(Figure content listings)
--------------------

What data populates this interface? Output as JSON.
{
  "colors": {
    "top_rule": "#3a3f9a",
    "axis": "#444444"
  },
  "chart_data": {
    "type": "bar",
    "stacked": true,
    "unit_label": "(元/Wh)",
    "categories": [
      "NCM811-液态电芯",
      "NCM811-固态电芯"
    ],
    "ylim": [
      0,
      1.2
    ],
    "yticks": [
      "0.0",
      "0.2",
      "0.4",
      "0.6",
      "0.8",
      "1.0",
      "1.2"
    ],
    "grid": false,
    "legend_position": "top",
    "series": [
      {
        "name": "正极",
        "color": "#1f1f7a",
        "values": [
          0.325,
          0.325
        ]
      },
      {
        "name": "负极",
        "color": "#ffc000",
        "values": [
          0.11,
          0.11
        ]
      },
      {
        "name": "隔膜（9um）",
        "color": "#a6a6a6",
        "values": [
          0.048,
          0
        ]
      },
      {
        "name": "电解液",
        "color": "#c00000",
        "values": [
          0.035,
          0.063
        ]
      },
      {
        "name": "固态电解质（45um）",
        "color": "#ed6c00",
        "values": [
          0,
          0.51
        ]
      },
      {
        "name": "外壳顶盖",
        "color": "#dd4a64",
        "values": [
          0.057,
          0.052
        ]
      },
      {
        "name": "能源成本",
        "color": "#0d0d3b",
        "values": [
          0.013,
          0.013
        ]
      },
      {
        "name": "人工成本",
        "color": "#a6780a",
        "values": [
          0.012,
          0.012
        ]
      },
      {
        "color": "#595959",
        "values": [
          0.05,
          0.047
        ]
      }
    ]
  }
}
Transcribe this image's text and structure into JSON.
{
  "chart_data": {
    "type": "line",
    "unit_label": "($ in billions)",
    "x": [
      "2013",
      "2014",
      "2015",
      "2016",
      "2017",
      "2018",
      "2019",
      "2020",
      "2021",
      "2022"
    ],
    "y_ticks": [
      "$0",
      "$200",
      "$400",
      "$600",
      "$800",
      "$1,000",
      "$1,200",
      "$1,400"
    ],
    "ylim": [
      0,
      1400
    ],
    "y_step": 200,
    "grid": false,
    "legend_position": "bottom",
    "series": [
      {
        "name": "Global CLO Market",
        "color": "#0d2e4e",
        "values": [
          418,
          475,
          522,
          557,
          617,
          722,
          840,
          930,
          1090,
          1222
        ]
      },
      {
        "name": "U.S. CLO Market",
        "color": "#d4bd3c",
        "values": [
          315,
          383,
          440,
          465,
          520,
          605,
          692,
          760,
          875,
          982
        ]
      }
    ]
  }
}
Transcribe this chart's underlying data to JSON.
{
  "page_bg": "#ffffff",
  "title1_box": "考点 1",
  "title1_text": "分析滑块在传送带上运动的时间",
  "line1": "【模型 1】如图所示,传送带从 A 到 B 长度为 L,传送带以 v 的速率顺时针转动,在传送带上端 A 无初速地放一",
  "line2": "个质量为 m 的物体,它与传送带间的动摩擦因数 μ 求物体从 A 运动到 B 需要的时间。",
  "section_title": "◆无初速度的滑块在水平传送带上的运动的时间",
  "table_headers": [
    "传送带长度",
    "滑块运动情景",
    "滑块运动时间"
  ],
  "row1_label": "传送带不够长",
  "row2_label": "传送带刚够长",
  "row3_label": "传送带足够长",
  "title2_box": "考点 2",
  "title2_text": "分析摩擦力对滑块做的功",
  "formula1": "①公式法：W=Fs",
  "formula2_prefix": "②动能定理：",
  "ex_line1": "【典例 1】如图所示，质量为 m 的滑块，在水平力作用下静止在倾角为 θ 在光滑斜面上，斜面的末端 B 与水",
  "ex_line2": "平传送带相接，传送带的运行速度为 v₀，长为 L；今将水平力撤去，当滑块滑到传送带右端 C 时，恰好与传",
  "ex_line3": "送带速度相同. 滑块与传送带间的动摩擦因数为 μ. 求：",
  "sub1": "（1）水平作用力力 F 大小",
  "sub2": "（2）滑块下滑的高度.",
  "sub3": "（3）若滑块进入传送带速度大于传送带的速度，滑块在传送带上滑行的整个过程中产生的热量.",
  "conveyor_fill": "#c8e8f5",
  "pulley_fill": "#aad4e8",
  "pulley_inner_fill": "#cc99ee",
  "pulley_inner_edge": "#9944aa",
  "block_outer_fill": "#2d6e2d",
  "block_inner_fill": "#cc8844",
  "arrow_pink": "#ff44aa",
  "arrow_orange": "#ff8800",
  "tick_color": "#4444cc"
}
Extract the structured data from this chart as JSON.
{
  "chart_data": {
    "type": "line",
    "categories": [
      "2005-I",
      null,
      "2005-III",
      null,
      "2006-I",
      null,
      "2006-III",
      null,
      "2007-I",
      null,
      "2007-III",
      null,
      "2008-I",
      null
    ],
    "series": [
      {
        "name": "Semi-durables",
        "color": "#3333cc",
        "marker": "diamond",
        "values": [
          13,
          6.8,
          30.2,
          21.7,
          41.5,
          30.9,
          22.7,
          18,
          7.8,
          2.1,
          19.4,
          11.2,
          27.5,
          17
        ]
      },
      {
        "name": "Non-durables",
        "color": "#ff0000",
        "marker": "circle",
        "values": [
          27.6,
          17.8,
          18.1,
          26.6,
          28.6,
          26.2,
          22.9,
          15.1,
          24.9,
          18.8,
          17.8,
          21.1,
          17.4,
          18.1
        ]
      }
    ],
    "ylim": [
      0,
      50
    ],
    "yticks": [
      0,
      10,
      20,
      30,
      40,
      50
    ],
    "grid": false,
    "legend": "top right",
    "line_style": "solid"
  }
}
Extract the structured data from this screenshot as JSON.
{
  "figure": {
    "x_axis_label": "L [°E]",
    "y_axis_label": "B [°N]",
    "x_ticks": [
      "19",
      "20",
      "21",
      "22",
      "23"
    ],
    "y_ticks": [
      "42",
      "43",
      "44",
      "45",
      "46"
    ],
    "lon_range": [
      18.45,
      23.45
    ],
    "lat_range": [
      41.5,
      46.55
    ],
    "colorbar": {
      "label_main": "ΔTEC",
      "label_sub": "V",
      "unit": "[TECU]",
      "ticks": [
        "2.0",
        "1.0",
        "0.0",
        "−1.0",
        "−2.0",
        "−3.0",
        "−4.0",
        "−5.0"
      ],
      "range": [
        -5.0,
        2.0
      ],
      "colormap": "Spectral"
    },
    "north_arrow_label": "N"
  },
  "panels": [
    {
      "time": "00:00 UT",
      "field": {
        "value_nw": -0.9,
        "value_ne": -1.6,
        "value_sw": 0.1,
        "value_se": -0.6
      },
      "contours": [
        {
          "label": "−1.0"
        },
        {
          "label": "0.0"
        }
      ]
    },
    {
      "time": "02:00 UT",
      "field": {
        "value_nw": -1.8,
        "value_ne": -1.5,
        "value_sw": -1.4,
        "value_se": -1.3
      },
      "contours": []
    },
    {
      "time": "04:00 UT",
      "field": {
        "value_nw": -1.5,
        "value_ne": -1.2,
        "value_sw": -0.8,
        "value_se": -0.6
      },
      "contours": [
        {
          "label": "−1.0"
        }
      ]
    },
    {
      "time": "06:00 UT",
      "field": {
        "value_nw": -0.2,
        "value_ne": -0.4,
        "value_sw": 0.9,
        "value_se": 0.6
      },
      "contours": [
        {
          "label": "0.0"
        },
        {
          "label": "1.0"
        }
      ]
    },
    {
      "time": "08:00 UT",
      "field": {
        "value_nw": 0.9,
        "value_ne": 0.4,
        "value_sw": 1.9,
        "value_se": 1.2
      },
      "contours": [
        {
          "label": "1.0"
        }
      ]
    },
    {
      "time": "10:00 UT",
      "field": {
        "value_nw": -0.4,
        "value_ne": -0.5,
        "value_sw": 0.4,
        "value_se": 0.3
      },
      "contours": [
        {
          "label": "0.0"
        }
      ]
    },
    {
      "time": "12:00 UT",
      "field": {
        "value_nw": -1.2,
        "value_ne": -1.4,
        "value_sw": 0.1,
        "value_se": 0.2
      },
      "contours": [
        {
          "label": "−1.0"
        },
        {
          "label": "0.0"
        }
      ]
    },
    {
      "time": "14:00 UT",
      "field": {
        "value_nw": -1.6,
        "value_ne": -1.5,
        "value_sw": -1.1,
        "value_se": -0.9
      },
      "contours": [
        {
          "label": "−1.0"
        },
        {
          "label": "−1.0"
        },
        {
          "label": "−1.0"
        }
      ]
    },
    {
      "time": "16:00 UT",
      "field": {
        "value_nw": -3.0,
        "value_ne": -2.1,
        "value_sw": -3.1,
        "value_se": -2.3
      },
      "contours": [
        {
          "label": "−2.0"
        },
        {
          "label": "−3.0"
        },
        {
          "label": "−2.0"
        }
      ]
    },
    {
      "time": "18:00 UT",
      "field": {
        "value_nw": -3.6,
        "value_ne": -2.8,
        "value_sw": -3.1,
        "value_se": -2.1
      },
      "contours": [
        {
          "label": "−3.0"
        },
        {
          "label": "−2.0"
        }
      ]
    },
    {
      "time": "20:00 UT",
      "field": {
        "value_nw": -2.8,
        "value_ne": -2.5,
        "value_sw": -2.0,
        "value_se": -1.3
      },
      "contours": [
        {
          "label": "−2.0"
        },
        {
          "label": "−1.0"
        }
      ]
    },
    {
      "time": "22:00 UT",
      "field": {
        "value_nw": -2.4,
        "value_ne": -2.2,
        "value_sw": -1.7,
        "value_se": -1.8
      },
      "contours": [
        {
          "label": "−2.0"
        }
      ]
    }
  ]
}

--------------------

**YOUR TASK**
Find how many lines in the material hold the word "Extract" and state that number alone.

**REPLY**
2